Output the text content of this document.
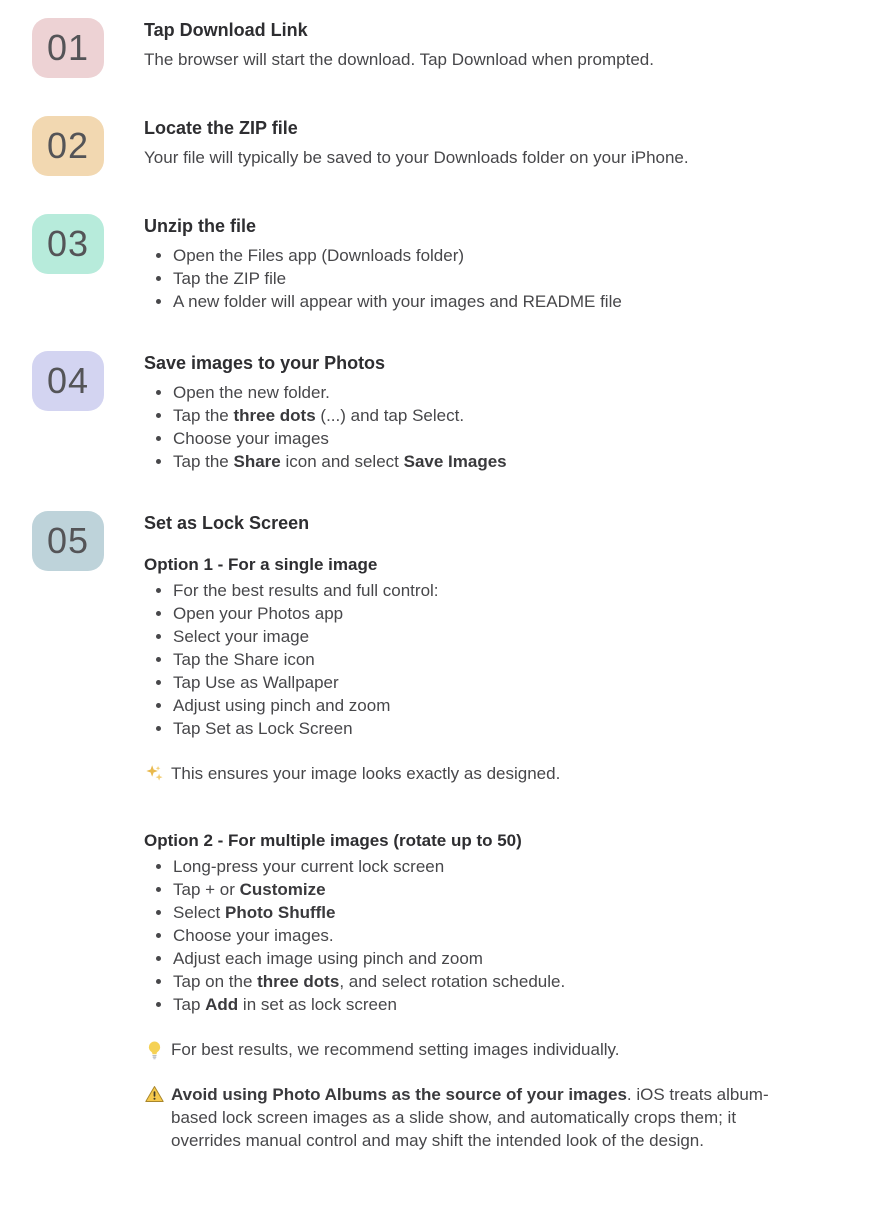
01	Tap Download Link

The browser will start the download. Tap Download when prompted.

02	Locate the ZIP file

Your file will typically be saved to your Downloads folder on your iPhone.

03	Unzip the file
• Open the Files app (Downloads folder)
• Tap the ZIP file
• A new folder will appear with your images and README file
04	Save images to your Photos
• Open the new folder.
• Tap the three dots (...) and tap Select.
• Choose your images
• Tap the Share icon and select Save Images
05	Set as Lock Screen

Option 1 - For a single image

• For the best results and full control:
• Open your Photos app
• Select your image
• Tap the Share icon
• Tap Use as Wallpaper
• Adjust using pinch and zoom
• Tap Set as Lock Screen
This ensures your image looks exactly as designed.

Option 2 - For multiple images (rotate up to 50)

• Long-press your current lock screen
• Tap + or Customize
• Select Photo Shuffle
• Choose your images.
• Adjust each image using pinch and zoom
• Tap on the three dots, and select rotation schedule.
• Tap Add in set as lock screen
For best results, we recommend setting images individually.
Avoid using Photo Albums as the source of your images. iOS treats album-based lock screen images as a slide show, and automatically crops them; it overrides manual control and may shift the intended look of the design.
+++
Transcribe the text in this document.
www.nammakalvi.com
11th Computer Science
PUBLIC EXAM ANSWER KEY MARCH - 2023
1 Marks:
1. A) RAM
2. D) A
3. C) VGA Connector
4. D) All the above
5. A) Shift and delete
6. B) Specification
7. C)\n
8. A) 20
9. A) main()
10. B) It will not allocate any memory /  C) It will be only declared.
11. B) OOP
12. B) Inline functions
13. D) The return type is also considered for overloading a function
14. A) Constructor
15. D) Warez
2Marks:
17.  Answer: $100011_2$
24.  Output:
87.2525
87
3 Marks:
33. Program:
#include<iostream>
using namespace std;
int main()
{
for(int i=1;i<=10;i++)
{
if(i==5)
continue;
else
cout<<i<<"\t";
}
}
+++
(INSTRUCTIONS TO FOLLOW) List the lines of the material in which the word "control" occurs.

(SOLUTION TO THIS EXERCISE)
• For the best results and full control:
Avoid using Photo Albums as the source of your images. iOS treats album-based lock screen images as a slide show, and automatically crops them; it overrides manual control and may shift the intended look of the design.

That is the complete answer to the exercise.